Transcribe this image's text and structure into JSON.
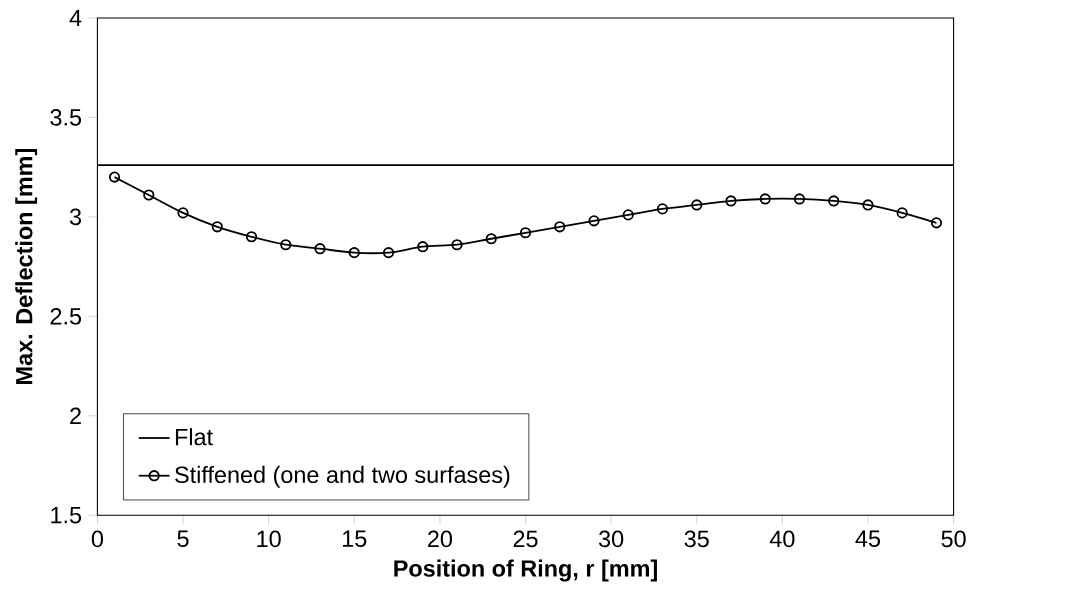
{
  "chart_data": {
    "type": "line",
    "xlabel": "Position of Ring, r [mm]",
    "ylabel": "Max. Deflection [mm]",
    "xlim": [
      0,
      50
    ],
    "ylim": [
      1.5,
      4
    ],
    "xticks": [
      0,
      5,
      10,
      15,
      20,
      25,
      30,
      35,
      40,
      45,
      50
    ],
    "yticks": [
      1.5,
      2,
      2.5,
      3,
      3.5,
      4
    ],
    "grid": false,
    "legend": "bottom left",
    "line_style": "solid",
    "series": [
      {
        "name": "Flat",
        "color": "#000000",
        "marker": "none",
        "x": [
          0,
          50
        ],
        "values": [
          3.26,
          3.26
        ]
      },
      {
        "name": "Stiffened (one and two surfases)",
        "color": "#000000",
        "marker": "circle",
        "x": [
          1,
          3,
          5,
          7,
          9,
          11,
          13,
          15,
          17,
          19,
          21,
          23,
          25,
          27,
          29,
          31,
          33,
          35,
          37,
          39,
          41,
          43,
          45,
          47,
          49
        ],
        "values": [
          3.2,
          3.11,
          3.02,
          2.95,
          2.9,
          2.86,
          2.84,
          2.82,
          2.82,
          2.85,
          2.86,
          2.89,
          2.92,
          2.95,
          2.98,
          3.01,
          3.04,
          3.06,
          3.08,
          3.09,
          3.09,
          3.08,
          3.06,
          3.02,
          2.97
        ]
      }
    ]
  }
}
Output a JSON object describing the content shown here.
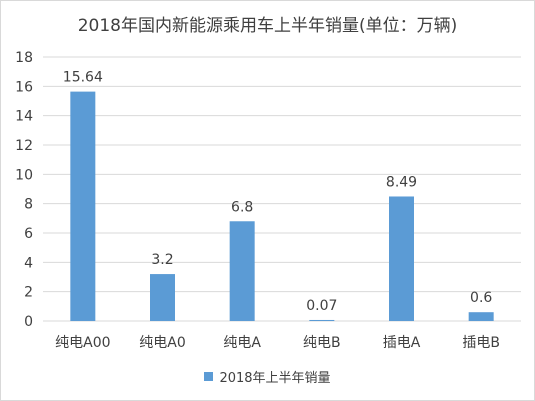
{
  "chart_data": {
    "type": "bar",
    "title": "2018年国内新能源乘用车上半年销量(单位：万辆)",
    "categories": [
      "纯电A00",
      "纯电A0",
      "纯电A",
      "纯电B",
      "插电A",
      "插电B"
    ],
    "series": [
      {
        "name": "2018年上半年销量",
        "values": [
          15.64,
          3.2,
          6.8,
          0.07,
          8.49,
          0.6
        ],
        "color": "#5b9bd5"
      }
    ],
    "data_labels": [
      "15.64",
      "3.2",
      "6.8",
      "0.07",
      "8.49",
      "0.6"
    ],
    "ylim": [
      0,
      18
    ],
    "yticks": [
      0,
      2,
      4,
      6,
      8,
      10,
      12,
      14,
      16,
      18
    ],
    "xlabel": "",
    "ylabel": "",
    "grid": true,
    "legend_position": "bottom"
  }
}
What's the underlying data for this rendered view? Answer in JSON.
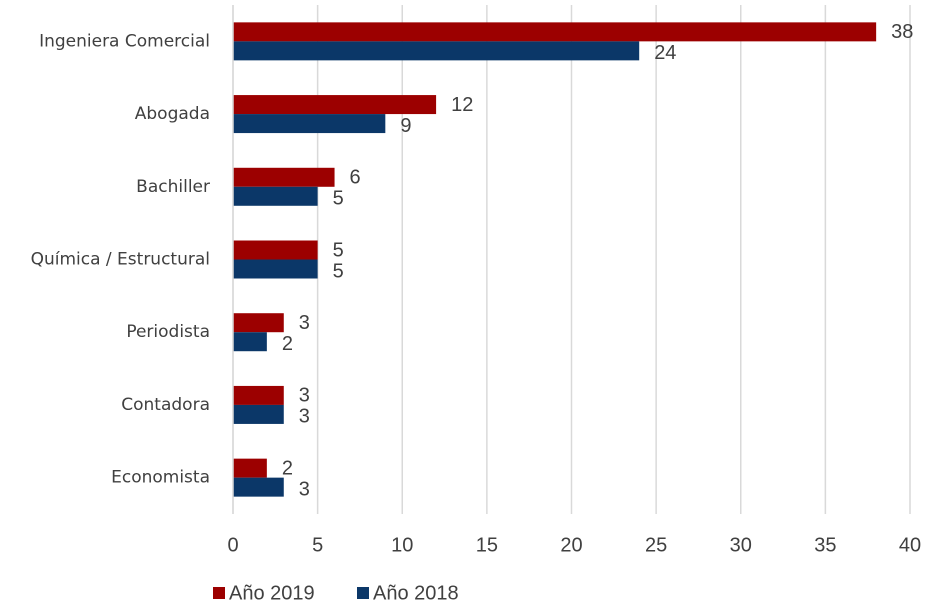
{
  "chart_data": {
    "type": "hbar",
    "categories": [
      "Ingeniera Comercial",
      "Abogada",
      "Bachiller",
      "Química / Estructural",
      "Periodista",
      "Contadora",
      "Economista"
    ],
    "series": [
      {
        "name": "Año 2019",
        "color": "#9c0000",
        "values": [
          38,
          12,
          6,
          5,
          3,
          3,
          2
        ]
      },
      {
        "name": "Año 2018",
        "color": "#0b3768",
        "values": [
          24,
          9,
          5,
          5,
          2,
          3,
          3
        ]
      }
    ],
    "xlim": [
      0,
      40
    ],
    "xticks": [
      0,
      5,
      10,
      15,
      20,
      25,
      30,
      35,
      40
    ],
    "grid": true,
    "legend": "bottom"
  }
}
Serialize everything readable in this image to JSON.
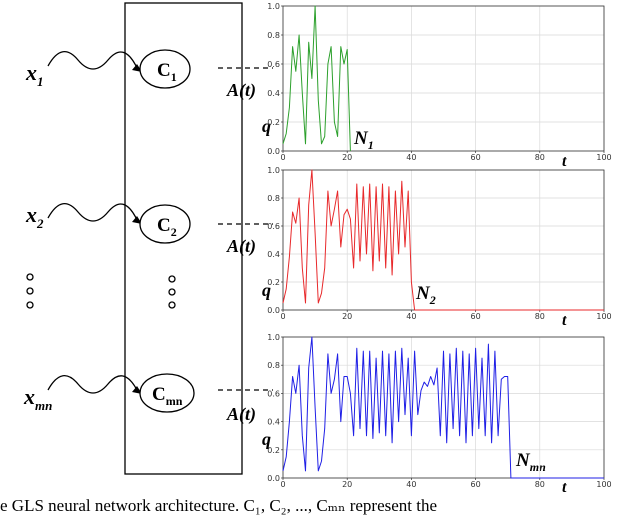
{
  "network": {
    "inputs": [
      {
        "label": "x",
        "sub": "1"
      },
      {
        "label": "x",
        "sub": "2"
      },
      {
        "label": "x",
        "sub": "mn"
      }
    ],
    "neurons": [
      {
        "label": "C",
        "sub": "1"
      },
      {
        "label": "C",
        "sub": "2"
      },
      {
        "label": "C",
        "sub": "mn"
      }
    ],
    "ellipsis": "ooo"
  },
  "plots": {
    "activity_label": "A(t)",
    "threshold_label": "q",
    "time_label": "t",
    "endpoint_labels": [
      {
        "label": "N",
        "sub": "1"
      },
      {
        "label": "N",
        "sub": "2"
      },
      {
        "label": "N",
        "sub": "mn"
      }
    ]
  },
  "caption": "e GLS neural network architecture. C₁, C₂, ..., Cₘₙ represent the",
  "chart_data": [
    {
      "type": "line",
      "color": "#2ca02c",
      "x_ticks": [
        0,
        20,
        40,
        60,
        80,
        100
      ],
      "y_ticks": [
        "0.0",
        "0.2",
        "0.4",
        "0.6",
        "0.8",
        "1.0"
      ],
      "xlim": [
        0,
        100
      ],
      "ylim": [
        0,
        1
      ],
      "x": [
        0,
        1,
        2,
        3,
        4,
        5,
        6,
        7,
        8,
        9,
        10,
        11,
        12,
        13,
        14,
        15,
        16,
        17,
        18,
        19,
        20,
        21
      ],
      "y": [
        0.05,
        0.12,
        0.3,
        0.72,
        0.55,
        0.8,
        0.4,
        0.05,
        0.75,
        0.5,
        1.0,
        0.35,
        0.05,
        0.1,
        0.6,
        0.72,
        0.2,
        0.1,
        0.72,
        0.6,
        0.7,
        0.0
      ]
    },
    {
      "type": "line",
      "color": "#e8292b",
      "x_ticks": [
        0,
        20,
        40,
        60,
        80,
        100
      ],
      "y_ticks": [
        "0.0",
        "0.2",
        "0.4",
        "0.6",
        "0.8",
        "1.0"
      ],
      "xlim": [
        0,
        100
      ],
      "ylim": [
        0,
        1
      ],
      "x": [
        0,
        1,
        2,
        3,
        4,
        5,
        6,
        7,
        8,
        9,
        10,
        11,
        12,
        13,
        14,
        15,
        16,
        17,
        18,
        19,
        20,
        21,
        22,
        23,
        24,
        25,
        26,
        27,
        28,
        29,
        30,
        31,
        32,
        33,
        34,
        35,
        36,
        37,
        38,
        39,
        40,
        41,
        100
      ],
      "y": [
        0.05,
        0.15,
        0.38,
        0.7,
        0.62,
        0.8,
        0.3,
        0.05,
        0.75,
        1.0,
        0.55,
        0.05,
        0.12,
        0.3,
        0.85,
        0.6,
        0.72,
        0.85,
        0.45,
        0.68,
        0.72,
        0.65,
        0.3,
        0.9,
        0.35,
        0.88,
        0.4,
        0.9,
        0.28,
        0.88,
        0.35,
        0.9,
        0.3,
        0.88,
        0.25,
        0.85,
        0.4,
        0.92,
        0.45,
        0.85,
        0.2,
        0.0,
        0.0
      ]
    },
    {
      "type": "line",
      "color": "#1f1fe6",
      "x_ticks": [
        0,
        20,
        40,
        60,
        80,
        100
      ],
      "y_ticks": [
        "0.0",
        "0.2",
        "0.4",
        "0.6",
        "0.8",
        "1.0"
      ],
      "xlim": [
        0,
        100
      ],
      "ylim": [
        0,
        1
      ],
      "x": [
        0,
        1,
        2,
        3,
        4,
        5,
        6,
        7,
        8,
        9,
        10,
        11,
        12,
        13,
        14,
        15,
        16,
        17,
        18,
        19,
        20,
        21,
        22,
        23,
        24,
        25,
        26,
        27,
        28,
        29,
        30,
        31,
        32,
        33,
        34,
        35,
        36,
        37,
        38,
        39,
        40,
        41,
        42,
        43,
        44,
        45,
        46,
        47,
        48,
        49,
        50,
        51,
        52,
        53,
        54,
        55,
        56,
        57,
        58,
        59,
        60,
        61,
        62,
        63,
        64,
        65,
        66,
        67,
        68,
        69,
        70,
        71,
        72,
        100
      ],
      "y": [
        0.05,
        0.15,
        0.4,
        0.72,
        0.6,
        0.8,
        0.3,
        0.05,
        0.78,
        1.0,
        0.5,
        0.05,
        0.12,
        0.35,
        0.88,
        0.6,
        0.7,
        0.88,
        0.4,
        0.72,
        0.72,
        0.6,
        0.3,
        0.92,
        0.35,
        0.9,
        0.3,
        0.9,
        0.28,
        0.85,
        0.32,
        0.9,
        0.3,
        0.88,
        0.25,
        0.9,
        0.4,
        0.92,
        0.45,
        0.85,
        0.3,
        0.9,
        0.45,
        0.62,
        0.68,
        0.65,
        0.72,
        0.66,
        0.78,
        0.3,
        0.9,
        0.25,
        0.88,
        0.35,
        0.92,
        0.3,
        0.9,
        0.25,
        0.88,
        0.3,
        0.92,
        0.35,
        0.85,
        0.3,
        0.95,
        0.25,
        0.9,
        0.3,
        0.7,
        0.72,
        0.72,
        0.0,
        0.0,
        0.0
      ]
    }
  ]
}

◆ ◆ ◆

Your instructions -> Scan the material above for the string "color" and return the lines that hold it.

The reply ->
        "color": "#000000",
        "color": "#000000",
        "color": "#5b9bd5"
        "color": "#9c0000",
        "color": "#0b3768",
      "color": "#2ca02c",
      "color": "#e8292b",
      "color": "#1f1fe6",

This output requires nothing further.